[Begin]
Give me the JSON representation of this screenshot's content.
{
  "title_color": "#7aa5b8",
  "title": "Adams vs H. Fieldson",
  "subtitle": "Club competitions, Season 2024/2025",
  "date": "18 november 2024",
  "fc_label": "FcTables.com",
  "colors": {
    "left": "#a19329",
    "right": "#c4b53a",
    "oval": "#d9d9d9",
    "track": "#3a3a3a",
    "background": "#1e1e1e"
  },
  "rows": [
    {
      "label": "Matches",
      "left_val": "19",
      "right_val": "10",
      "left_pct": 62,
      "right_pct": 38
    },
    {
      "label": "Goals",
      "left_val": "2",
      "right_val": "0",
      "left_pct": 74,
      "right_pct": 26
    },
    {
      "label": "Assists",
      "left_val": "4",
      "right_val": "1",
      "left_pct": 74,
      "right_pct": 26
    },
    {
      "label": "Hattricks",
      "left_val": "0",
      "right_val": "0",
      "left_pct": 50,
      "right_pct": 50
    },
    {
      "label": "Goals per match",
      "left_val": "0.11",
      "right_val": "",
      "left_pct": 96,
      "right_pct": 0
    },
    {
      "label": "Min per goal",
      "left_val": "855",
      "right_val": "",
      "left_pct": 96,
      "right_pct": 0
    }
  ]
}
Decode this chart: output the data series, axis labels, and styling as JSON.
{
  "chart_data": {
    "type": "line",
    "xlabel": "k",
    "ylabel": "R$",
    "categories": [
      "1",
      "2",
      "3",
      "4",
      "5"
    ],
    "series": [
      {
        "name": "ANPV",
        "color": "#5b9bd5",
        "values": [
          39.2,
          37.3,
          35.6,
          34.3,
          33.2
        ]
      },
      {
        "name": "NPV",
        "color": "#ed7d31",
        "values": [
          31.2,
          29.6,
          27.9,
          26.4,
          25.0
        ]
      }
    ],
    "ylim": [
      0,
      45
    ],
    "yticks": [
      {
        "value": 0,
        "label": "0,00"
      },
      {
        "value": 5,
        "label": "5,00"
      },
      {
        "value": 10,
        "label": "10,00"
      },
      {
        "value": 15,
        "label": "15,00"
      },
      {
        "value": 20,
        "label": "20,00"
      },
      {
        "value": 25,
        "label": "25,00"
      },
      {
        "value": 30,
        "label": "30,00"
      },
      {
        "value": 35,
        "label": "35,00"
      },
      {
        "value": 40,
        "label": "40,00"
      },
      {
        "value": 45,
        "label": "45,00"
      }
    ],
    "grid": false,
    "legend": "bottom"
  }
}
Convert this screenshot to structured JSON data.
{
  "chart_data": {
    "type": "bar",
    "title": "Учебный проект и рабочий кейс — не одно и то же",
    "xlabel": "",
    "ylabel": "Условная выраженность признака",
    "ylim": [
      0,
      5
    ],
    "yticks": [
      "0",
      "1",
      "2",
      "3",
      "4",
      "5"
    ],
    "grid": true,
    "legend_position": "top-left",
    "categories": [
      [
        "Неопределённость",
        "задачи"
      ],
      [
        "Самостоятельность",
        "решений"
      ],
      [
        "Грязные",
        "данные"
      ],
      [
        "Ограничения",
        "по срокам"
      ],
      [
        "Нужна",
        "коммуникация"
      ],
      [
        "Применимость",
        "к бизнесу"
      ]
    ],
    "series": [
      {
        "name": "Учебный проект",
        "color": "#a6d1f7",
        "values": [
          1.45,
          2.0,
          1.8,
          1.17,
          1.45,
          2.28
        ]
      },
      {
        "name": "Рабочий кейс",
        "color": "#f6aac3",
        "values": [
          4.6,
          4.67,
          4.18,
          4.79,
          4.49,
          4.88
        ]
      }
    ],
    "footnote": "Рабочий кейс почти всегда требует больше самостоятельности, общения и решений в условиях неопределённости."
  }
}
[End]
> [Problem requirements]: Extract every entry above as it appears.

> [Problem solution]:
Give me the JSON representation of this screenshot's content.
{
  "title_color": "#7aa5b8",
  "title": "Adams vs H. Fieldson",
  "subtitle": "Club competitions, Season 2024/2025",
  "date": "18 november 2024",
  "fc_label": "FcTables.com",
  "colors": {
    "left": "#a19329",
    "right": "#c4b53a",
    "oval": "#d9d9d9",
    "track": "#3a3a3a",
    "background": "#1e1e1e"
  },
  "rows": [
    {
      "label": "Matches",
      "left_val": "19",
      "right_val": "10",
      "left_pct": 62,
      "right_pct": 38
    },
    {
      "label": "Goals",
      "left_val": "2",
      "right_val": "0",
      "left_pct": 74,
      "right_pct": 26
    },
    {
      "label": "Assists",
      "left_val": "4",
      "right_val": "1",
      "left_pct": 74,
      "right_pct": 26
    },
    {
      "label": "Hattricks",
      "left_val": "0",
      "right_val": "0",
      "left_pct": 50,
      "right_pct": 50
    },
    {
      "label": "Goals per match",
      "left_val": "0.11",
      "right_val": "",
      "left_pct": 96,
      "right_pct": 0
    },
    {
      "label": "Min per goal",
      "left_val": "855",
      "right_val": "",
      "left_pct": 96,
      "right_pct": 0
    }
  ]
}
Decode this chart: output the data series, axis labels, and styling as JSON.
{
  "chart_data": {
    "type": "line",
    "xlabel": "k",
    "ylabel": "R$",
    "categories": [
      "1",
      "2",
      "3",
      "4",
      "5"
    ],
    "series": [
      {
        "name": "ANPV",
        "color": "#5b9bd5",
        "values": [
          39.2,
          37.3,
          35.6,
          34.3,
          33.2
        ]
      },
      {
        "name": "NPV",
        "color": "#ed7d31",
        "values": [
          31.2,
          29.6,
          27.9,
          26.4,
          25.0
        ]
      }
    ],
    "ylim": [
      0,
      45
    ],
    "yticks": [
      {
        "value": 0,
        "label": "0,00"
      },
      {
        "value": 5,
        "label": "5,00"
      },
      {
        "value": 10,
        "label": "10,00"
      },
      {
        "value": 15,
        "label": "15,00"
      },
      {
        "value": 20,
        "label": "20,00"
      },
      {
        "value": 25,
        "label": "25,00"
      },
      {
        "value": 30,
        "label": "30,00"
      },
      {
        "value": 35,
        "label": "35,00"
      },
      {
        "value": 40,
        "label": "40,00"
      },
      {
        "value": 45,
        "label": "45,00"
      }
    ],
    "grid": false,
    "legend": "bottom"
  }
}
Convert this screenshot to structured JSON data.
{
  "chart_data": {
    "type": "bar",
    "title": "Учебный проект и рабочий кейс — не одно и то же",
    "xlabel": "",
    "ylabel": "Условная выраженность признака",
    "ylim": [
      0,
      5
    ],
    "yticks": [
      "0",
      "1",
      "2",
      "3",
      "4",
      "5"
    ],
    "grid": true,
    "legend_position": "top-left",
    "categories": [
      [
        "Неопределённость",
        "задачи"
      ],
      [
        "Самостоятельность",
        "решений"
      ],
      [
        "Грязные",
        "данные"
      ],
      [
        "Ограничения",
        "по срокам"
      ],
      [
        "Нужна",
        "коммуникация"
      ],
      [
        "Применимость",
        "к бизнесу"
      ]
    ],
    "series": [
      {
        "name": "Учебный проект",
        "color": "#a6d1f7",
        "values": [
          1.45,
          2.0,
          1.8,
          1.17,
          1.45,
          2.28
        ]
      },
      {
        "name": "Рабочий кейс",
        "color": "#f6aac3",
        "values": [
          4.6,
          4.67,
          4.18,
          4.79,
          4.49,
          4.88
        ]
      }
    ],
    "footnote": "Рабочий кейс почти всегда требует больше самостоятельности, общения и решений в условиях неопределённости."
  }
}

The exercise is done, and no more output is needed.